Dataset entries:
################

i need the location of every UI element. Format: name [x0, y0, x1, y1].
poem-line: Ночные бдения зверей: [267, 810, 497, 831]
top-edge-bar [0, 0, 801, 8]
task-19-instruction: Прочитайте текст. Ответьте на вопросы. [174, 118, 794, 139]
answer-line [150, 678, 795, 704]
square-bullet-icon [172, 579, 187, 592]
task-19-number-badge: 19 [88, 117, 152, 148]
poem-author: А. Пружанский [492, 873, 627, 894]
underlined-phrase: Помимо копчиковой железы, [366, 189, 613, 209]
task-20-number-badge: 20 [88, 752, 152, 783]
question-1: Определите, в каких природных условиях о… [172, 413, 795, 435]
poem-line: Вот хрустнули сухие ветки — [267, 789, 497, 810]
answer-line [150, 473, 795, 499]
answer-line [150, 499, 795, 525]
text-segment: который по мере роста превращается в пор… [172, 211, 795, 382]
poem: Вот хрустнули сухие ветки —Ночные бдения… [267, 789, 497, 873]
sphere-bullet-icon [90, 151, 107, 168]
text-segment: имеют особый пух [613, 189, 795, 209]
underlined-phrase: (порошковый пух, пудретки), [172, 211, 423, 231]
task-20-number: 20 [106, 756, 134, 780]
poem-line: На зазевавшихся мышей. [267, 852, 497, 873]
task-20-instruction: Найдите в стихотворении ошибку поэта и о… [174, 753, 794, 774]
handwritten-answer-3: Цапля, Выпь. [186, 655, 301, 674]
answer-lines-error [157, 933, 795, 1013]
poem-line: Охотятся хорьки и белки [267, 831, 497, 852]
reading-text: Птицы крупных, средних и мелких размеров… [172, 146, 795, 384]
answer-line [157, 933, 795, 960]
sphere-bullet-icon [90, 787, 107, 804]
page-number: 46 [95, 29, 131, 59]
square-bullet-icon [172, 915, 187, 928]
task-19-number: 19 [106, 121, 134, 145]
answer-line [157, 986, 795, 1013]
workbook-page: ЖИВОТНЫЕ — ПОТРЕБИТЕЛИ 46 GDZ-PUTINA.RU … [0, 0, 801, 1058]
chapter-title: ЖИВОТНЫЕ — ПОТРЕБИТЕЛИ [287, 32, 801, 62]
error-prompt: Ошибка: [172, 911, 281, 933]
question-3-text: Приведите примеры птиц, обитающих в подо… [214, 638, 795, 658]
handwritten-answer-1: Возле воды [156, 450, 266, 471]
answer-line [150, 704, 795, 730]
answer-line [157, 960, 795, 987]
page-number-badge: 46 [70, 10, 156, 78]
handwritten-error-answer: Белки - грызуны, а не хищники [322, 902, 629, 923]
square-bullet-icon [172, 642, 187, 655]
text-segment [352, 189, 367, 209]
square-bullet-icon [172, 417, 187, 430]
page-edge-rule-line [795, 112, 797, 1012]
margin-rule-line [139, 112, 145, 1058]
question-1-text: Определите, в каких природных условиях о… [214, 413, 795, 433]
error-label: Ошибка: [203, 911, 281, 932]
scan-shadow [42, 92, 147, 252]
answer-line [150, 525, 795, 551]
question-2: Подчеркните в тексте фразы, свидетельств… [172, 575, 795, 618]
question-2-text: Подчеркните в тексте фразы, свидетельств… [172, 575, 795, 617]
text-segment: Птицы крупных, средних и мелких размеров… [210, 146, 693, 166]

################

• PROBLEM STATEMENT:
Reproduce each of the lines above verbatim, keeping their order.

• TASK OUTPUT:
i need the location of every UI element. Format: name [x0, y0, x1, y1].
poem-line: Ночные бдения зверей: [267, 810, 497, 831]
top-edge-bar [0, 0, 801, 8]
task-19-instruction: Прочитайте текст. Ответьте на вопросы. [174, 118, 794, 139]
answer-line [150, 678, 795, 704]
square-bullet-icon [172, 579, 187, 592]
task-19-number-badge: 19 [88, 117, 152, 148]
poem-author: А. Пружанский [492, 873, 627, 894]
underlined-phrase: Помимо копчиковой железы, [366, 189, 613, 209]
task-20-number-badge: 20 [88, 752, 152, 783]
question-1: Определите, в каких природных условиях о… [172, 413, 795, 435]
poem-line: Вот хрустнули сухие ветки — [267, 789, 497, 810]
answer-line [150, 473, 795, 499]
answer-line [150, 499, 795, 525]
text-segment: который по мере роста превращается в пор… [172, 211, 795, 382]
poem: Вот хрустнули сухие ветки —Ночные бдения… [267, 789, 497, 873]
sphere-bullet-icon [90, 151, 107, 168]
text-segment: имеют особый пух [613, 189, 795, 209]
underlined-phrase: (порошковый пух, пудретки), [172, 211, 423, 231]
task-20-number: 20 [106, 756, 134, 780]
poem-line: На зазевавшихся мышей. [267, 852, 497, 873]
task-20-instruction: Найдите в стихотворении ошибку поэта и о… [174, 753, 794, 774]
handwritten-answer-3: Цапля, Выпь. [186, 655, 301, 674]
answer-lines-error [157, 933, 795, 1013]
poem-line: Охотятся хорьки и белки [267, 831, 497, 852]
reading-text: Птицы крупных, средних и мелких размеров… [172, 146, 795, 384]
answer-line [157, 933, 795, 960]
sphere-bullet-icon [90, 787, 107, 804]
page-number: 46 [95, 29, 131, 59]
square-bullet-icon [172, 915, 187, 928]
task-19-number: 19 [106, 121, 134, 145]
answer-line [157, 986, 795, 1013]
workbook-page: ЖИВОТНЫЕ — ПОТРЕБИТЕЛИ 46 GDZ-PUTINA.RU … [0, 0, 801, 1058]
chapter-title: ЖИВОТНЫЕ — ПОТРЕБИТЕЛИ [287, 32, 801, 62]
error-prompt: Ошибка: [172, 911, 281, 933]
question-3-text: Приведите примеры птиц, обитающих в подо… [214, 638, 795, 658]
handwritten-answer-1: Возле воды [156, 450, 266, 471]
answer-line [150, 704, 795, 730]
answer-line [157, 960, 795, 987]
page-number-badge: 46 [70, 10, 156, 78]
handwritten-error-answer: Белки - грызуны, а не хищники [322, 902, 629, 923]
square-bullet-icon [172, 642, 187, 655]
text-segment [352, 189, 367, 209]
square-bullet-icon [172, 417, 187, 430]
page-edge-rule-line [795, 112, 797, 1012]
margin-rule-line [139, 112, 145, 1058]
question-1-text: Определите, в каких природных условиях о… [214, 413, 795, 433]
error-label: Ошибка: [203, 911, 281, 932]
scan-shadow [42, 92, 147, 252]
answer-line [150, 525, 795, 551]
question-2: Подчеркните в тексте фразы, свидетельств… [172, 575, 795, 618]
question-2-text: Подчеркните в тексте фразы, свидетельств… [172, 575, 795, 617]
text-segment: Птицы крупных, средних и мелких размеров… [210, 146, 693, 166]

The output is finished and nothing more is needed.